**What is being asked:**
Can you output the records below exactly as they are written?

**Material for the task:**
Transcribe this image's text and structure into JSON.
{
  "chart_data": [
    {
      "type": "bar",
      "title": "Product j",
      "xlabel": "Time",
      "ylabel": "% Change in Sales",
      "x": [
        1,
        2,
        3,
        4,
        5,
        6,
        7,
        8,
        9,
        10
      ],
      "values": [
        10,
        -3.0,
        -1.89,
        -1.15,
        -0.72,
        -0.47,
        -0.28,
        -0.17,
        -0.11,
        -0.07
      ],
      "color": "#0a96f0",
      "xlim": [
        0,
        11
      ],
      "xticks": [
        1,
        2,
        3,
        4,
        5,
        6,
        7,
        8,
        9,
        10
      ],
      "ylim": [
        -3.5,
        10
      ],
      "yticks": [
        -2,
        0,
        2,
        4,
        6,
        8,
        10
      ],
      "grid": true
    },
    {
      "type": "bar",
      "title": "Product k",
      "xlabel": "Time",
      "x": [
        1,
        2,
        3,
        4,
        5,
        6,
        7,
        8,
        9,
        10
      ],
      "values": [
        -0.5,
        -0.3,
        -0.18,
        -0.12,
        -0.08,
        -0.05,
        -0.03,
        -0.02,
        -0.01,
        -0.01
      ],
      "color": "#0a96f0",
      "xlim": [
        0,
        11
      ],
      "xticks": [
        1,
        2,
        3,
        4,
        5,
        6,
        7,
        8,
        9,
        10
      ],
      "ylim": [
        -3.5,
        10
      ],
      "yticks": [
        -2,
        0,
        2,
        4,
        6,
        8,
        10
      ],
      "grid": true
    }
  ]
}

**Output of the exercise:**
Transcribe this image's text and structure into JSON.
{
  "chart_data": [
    {
      "type": "bar",
      "title": "Product j",
      "xlabel": "Time",
      "ylabel": "% Change in Sales",
      "x": [
        1,
        2,
        3,
        4,
        5,
        6,
        7,
        8,
        9,
        10
      ],
      "values": [
        10,
        -3.0,
        -1.89,
        -1.15,
        -0.72,
        -0.47,
        -0.28,
        -0.17,
        -0.11,
        -0.07
      ],
      "color": "#0a96f0",
      "xlim": [
        0,
        11
      ],
      "xticks": [
        1,
        2,
        3,
        4,
        5,
        6,
        7,
        8,
        9,
        10
      ],
      "ylim": [
        -3.5,
        10
      ],
      "yticks": [
        -2,
        0,
        2,
        4,
        6,
        8,
        10
      ],
      "grid": true
    },
    {
      "type": "bar",
      "title": "Product k",
      "xlabel": "Time",
      "x": [
        1,
        2,
        3,
        4,
        5,
        6,
        7,
        8,
        9,
        10
      ],
      "values": [
        -0.5,
        -0.3,
        -0.18,
        -0.12,
        -0.08,
        -0.05,
        -0.03,
        -0.02,
        -0.01,
        -0.01
      ],
      "color": "#0a96f0",
      "xlim": [
        0,
        11
      ],
      "xticks": [
        1,
        2,
        3,
        4,
        5,
        6,
        7,
        8,
        9,
        10
      ],
      "ylim": [
        -3.5,
        10
      ],
      "yticks": [
        -2,
        0,
        2,
        4,
        6,
        8,
        10
      ],
      "grid": true
    }
  ]
}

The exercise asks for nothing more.